DATA
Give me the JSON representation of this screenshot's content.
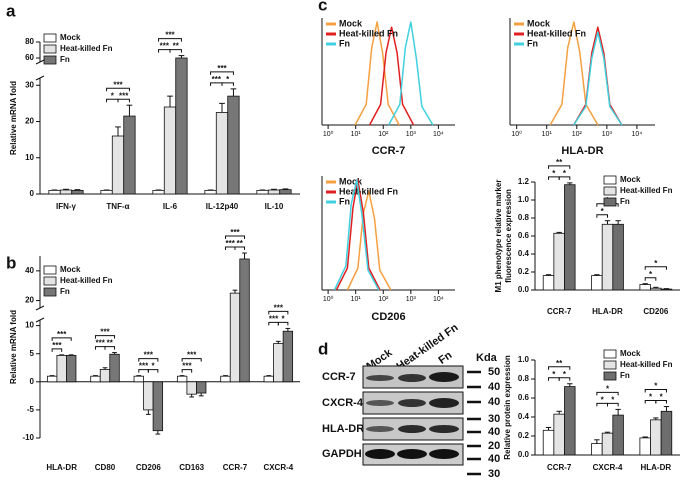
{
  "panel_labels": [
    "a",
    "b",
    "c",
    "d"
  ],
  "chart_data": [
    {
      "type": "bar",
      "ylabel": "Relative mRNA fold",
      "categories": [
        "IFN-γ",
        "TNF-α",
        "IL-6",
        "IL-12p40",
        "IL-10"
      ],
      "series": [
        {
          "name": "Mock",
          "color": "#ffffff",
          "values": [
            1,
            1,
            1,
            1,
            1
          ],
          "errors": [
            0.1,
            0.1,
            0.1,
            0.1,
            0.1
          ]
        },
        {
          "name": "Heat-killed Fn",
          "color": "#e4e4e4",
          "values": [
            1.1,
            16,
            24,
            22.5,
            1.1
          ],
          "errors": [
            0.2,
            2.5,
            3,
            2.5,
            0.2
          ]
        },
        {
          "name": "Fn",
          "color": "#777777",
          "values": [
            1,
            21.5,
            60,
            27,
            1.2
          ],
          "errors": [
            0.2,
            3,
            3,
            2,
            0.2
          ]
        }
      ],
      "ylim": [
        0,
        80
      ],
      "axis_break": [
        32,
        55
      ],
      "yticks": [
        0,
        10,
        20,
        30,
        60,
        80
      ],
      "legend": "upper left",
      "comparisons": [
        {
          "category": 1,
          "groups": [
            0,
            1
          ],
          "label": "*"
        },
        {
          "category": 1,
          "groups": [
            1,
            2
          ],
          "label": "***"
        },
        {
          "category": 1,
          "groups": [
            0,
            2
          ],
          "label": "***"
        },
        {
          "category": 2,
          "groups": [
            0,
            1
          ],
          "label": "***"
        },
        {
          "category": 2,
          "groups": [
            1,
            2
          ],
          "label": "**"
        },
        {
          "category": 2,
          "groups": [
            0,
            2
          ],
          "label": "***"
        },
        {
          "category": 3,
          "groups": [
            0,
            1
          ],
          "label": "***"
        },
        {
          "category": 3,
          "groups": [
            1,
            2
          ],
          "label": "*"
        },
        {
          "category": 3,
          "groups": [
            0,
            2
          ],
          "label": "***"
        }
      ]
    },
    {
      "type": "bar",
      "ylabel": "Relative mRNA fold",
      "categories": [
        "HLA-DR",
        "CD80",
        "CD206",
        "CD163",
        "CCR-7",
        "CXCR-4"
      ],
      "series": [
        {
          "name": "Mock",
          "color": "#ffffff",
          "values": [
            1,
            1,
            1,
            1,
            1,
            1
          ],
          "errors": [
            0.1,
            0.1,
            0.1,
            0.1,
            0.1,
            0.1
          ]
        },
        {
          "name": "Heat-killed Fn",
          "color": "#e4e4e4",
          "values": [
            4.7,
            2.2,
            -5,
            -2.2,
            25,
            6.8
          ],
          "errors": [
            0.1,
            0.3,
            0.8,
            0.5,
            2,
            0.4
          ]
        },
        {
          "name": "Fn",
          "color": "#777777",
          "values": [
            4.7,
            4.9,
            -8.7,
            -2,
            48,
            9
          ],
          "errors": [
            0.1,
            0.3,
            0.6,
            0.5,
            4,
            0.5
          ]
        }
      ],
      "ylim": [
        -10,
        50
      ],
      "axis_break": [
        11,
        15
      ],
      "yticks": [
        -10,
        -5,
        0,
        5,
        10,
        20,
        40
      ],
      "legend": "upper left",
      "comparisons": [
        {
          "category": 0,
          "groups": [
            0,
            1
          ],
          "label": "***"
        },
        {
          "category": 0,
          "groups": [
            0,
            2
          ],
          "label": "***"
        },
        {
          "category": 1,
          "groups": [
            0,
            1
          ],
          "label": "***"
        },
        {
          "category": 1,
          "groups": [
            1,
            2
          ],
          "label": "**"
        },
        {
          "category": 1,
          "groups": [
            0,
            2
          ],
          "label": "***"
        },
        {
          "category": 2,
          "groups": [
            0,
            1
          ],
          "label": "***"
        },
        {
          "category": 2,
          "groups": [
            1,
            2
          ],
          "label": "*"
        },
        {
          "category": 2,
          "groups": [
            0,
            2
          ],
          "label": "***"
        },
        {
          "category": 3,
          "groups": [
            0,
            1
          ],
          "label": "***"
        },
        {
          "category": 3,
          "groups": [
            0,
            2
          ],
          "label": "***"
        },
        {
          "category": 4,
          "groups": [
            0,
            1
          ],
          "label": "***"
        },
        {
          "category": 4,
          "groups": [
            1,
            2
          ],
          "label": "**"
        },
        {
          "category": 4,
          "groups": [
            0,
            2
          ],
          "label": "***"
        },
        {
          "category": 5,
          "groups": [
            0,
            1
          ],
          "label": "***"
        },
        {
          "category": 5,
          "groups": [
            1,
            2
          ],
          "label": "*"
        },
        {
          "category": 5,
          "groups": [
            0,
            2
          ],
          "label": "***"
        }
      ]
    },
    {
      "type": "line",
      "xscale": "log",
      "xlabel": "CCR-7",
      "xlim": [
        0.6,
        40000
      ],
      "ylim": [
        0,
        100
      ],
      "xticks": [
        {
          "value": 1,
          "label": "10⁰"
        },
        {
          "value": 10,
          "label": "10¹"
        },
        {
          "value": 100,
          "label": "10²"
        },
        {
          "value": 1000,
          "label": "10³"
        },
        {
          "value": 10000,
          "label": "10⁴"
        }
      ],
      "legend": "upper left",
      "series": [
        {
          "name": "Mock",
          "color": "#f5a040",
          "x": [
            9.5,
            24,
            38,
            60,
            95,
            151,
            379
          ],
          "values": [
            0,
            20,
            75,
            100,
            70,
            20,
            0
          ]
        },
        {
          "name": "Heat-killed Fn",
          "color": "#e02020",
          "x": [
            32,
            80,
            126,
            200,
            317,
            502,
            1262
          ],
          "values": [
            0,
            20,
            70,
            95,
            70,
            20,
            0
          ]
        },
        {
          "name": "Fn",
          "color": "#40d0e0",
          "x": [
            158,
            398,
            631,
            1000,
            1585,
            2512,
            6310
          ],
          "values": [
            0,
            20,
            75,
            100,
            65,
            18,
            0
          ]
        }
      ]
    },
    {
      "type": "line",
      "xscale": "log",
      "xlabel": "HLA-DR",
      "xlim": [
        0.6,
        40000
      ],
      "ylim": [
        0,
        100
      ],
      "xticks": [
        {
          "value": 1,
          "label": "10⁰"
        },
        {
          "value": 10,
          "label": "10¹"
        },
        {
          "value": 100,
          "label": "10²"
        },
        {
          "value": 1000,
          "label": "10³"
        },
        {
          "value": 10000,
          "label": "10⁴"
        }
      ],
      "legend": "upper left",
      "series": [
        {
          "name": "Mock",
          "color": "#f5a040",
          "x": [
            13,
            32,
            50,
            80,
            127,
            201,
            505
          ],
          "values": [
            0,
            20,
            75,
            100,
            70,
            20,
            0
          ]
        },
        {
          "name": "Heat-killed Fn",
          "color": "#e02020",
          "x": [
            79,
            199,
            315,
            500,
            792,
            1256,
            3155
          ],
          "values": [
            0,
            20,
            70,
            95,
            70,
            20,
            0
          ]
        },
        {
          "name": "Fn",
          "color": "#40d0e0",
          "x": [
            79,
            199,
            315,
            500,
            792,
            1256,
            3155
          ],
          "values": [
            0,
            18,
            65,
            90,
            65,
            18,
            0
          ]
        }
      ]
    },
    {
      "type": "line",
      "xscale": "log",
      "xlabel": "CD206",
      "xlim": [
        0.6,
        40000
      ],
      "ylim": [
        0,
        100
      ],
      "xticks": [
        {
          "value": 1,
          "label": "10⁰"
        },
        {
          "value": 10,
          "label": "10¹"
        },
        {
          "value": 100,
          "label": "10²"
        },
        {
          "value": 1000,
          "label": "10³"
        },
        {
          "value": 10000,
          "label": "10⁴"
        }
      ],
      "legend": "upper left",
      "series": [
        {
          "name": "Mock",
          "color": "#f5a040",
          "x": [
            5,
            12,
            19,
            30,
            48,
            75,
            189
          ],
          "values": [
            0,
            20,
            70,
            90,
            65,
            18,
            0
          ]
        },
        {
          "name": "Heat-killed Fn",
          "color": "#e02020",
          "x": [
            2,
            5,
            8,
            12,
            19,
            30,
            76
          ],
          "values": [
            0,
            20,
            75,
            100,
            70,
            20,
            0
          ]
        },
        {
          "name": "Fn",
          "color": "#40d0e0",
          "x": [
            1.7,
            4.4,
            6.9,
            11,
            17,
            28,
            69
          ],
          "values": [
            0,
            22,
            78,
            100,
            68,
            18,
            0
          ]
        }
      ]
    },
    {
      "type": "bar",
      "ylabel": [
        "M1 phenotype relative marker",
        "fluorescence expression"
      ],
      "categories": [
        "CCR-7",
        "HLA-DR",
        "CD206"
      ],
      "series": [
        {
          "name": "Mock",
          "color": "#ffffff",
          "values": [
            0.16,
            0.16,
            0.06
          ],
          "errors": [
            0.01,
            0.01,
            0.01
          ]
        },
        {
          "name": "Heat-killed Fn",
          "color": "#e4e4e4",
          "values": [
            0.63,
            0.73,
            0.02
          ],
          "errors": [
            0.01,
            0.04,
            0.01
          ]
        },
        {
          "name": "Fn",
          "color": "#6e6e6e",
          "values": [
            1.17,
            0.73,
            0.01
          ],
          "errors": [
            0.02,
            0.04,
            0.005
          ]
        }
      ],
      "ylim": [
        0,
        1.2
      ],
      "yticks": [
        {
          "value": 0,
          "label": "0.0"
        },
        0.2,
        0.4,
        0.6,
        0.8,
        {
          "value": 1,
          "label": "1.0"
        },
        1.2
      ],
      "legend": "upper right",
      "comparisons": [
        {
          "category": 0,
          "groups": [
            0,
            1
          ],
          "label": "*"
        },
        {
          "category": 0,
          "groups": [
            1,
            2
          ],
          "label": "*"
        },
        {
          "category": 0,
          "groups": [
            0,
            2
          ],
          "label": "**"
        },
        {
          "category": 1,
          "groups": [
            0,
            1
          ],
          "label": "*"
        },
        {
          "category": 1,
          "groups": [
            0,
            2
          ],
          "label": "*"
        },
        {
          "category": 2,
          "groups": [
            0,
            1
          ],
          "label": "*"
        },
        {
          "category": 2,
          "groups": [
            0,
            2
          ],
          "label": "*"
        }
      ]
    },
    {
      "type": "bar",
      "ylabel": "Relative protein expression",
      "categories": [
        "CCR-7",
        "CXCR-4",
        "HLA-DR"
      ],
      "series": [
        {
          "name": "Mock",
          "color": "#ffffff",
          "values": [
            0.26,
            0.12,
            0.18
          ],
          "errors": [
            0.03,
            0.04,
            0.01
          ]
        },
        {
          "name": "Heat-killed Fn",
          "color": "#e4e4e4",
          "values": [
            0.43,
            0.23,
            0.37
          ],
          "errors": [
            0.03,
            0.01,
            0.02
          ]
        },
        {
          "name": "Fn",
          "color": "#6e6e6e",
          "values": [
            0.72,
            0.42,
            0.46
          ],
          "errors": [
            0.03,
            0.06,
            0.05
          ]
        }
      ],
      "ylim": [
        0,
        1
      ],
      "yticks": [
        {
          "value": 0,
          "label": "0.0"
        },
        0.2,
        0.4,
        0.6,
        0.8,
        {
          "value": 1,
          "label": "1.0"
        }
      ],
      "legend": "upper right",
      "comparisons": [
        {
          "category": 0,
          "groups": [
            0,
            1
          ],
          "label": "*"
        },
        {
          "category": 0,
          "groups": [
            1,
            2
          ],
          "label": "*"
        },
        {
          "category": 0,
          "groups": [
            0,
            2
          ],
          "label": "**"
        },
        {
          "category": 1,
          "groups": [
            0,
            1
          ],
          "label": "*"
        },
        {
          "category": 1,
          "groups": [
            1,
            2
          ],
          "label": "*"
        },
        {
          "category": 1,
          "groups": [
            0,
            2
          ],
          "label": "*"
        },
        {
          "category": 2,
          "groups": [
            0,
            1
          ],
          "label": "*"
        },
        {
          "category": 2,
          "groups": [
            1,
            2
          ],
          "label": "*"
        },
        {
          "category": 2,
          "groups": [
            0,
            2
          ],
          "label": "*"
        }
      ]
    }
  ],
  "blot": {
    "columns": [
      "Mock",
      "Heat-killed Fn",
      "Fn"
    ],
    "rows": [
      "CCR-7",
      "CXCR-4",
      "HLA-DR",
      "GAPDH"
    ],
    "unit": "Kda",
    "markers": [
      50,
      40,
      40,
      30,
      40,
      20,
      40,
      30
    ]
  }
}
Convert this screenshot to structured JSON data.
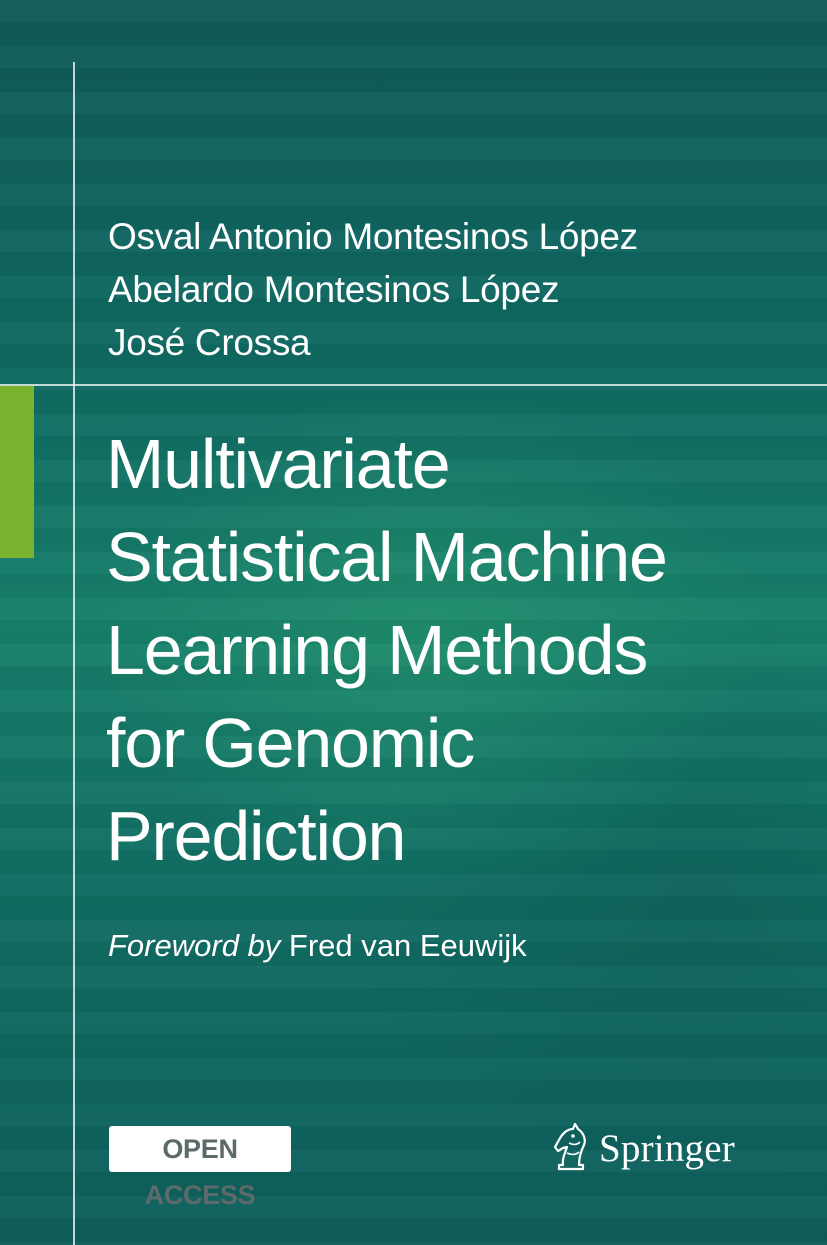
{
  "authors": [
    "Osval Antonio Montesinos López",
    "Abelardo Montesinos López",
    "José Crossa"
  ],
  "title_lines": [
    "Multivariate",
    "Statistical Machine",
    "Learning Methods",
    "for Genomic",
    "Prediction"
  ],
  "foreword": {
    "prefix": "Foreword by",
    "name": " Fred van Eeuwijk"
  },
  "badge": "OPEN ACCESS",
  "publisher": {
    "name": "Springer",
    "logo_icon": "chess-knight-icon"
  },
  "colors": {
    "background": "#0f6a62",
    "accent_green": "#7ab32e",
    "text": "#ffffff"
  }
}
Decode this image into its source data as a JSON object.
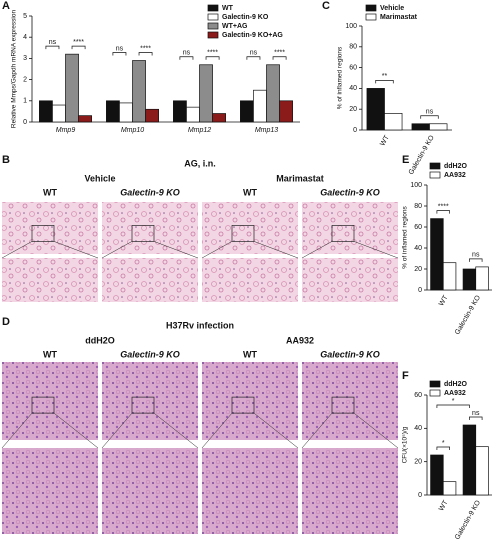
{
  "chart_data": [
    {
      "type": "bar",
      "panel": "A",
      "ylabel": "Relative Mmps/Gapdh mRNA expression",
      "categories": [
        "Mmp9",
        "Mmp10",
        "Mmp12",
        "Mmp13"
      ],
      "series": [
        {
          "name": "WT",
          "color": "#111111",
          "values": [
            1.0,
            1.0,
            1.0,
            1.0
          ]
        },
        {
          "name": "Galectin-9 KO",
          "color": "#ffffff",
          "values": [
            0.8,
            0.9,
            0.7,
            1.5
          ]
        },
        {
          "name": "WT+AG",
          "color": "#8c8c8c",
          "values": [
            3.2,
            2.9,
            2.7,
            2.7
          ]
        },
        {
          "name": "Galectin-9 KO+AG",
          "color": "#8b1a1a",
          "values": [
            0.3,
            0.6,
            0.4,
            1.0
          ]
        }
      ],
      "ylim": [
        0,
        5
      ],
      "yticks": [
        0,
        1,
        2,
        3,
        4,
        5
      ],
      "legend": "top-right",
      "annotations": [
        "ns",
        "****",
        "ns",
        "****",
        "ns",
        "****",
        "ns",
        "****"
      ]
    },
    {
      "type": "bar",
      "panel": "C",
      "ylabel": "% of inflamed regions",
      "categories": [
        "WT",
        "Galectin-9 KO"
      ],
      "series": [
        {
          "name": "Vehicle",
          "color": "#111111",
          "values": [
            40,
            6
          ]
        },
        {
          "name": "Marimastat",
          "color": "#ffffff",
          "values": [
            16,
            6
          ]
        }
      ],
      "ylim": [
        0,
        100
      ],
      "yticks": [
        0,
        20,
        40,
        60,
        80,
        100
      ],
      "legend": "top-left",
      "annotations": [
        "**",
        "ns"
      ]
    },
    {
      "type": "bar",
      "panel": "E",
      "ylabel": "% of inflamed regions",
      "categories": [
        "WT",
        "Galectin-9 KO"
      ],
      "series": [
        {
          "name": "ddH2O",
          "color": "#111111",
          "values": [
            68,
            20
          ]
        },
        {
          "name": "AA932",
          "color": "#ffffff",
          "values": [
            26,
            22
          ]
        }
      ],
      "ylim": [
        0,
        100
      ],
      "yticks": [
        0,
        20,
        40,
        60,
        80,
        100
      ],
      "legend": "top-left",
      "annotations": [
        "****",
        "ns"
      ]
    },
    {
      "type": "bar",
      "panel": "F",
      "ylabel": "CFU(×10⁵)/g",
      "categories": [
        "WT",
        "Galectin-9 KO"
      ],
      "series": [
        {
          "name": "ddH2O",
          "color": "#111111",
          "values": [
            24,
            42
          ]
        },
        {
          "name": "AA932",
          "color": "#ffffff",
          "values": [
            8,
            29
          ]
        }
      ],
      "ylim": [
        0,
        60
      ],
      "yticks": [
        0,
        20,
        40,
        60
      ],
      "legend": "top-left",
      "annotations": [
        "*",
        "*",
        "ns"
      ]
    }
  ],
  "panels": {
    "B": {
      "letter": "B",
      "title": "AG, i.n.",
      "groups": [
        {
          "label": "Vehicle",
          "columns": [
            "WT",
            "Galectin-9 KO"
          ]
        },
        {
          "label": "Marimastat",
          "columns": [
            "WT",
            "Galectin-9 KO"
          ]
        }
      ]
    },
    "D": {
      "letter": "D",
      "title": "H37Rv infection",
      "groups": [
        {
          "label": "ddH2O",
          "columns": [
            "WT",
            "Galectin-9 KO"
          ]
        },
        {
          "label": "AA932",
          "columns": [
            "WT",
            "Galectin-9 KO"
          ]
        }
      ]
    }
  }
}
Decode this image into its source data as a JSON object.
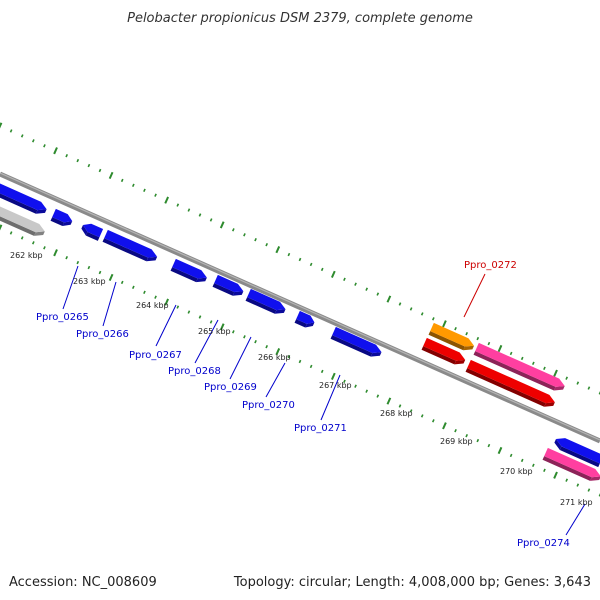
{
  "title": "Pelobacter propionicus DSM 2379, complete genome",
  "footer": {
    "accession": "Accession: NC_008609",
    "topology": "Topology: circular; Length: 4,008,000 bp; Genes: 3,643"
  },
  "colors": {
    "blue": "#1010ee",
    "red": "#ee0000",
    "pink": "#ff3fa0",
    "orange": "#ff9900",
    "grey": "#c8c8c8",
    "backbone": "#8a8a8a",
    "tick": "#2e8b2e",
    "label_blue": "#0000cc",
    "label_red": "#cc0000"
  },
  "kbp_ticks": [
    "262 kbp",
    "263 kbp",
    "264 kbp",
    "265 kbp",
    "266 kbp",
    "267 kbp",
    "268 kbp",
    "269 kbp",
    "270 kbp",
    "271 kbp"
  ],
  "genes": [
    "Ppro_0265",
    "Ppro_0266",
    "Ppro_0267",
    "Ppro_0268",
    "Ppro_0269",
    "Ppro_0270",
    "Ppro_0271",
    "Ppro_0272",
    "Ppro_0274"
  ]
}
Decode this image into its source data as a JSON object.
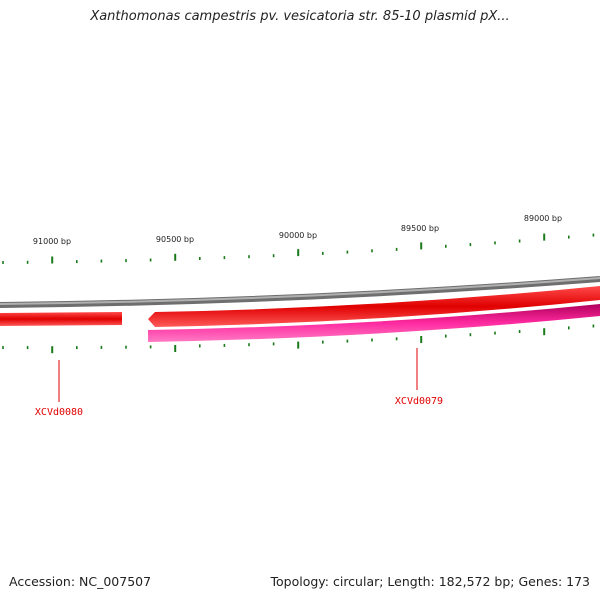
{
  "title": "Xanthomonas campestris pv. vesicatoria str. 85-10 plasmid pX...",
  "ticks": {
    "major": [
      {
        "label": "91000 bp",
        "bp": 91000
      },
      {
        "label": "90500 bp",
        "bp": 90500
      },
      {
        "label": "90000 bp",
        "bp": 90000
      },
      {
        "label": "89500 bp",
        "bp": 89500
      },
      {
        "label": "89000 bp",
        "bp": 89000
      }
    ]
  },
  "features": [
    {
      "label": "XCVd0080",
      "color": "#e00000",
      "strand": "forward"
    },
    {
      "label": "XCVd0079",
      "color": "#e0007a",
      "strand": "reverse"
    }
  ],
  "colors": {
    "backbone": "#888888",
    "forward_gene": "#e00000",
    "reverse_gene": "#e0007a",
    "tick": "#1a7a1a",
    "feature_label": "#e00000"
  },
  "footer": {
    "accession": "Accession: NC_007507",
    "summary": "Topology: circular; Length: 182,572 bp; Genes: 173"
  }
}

WHAT YOU SHOULD DO
After reading the records above, work out how many lines contain "López" and give that number only.

WORKED SOLUTION
2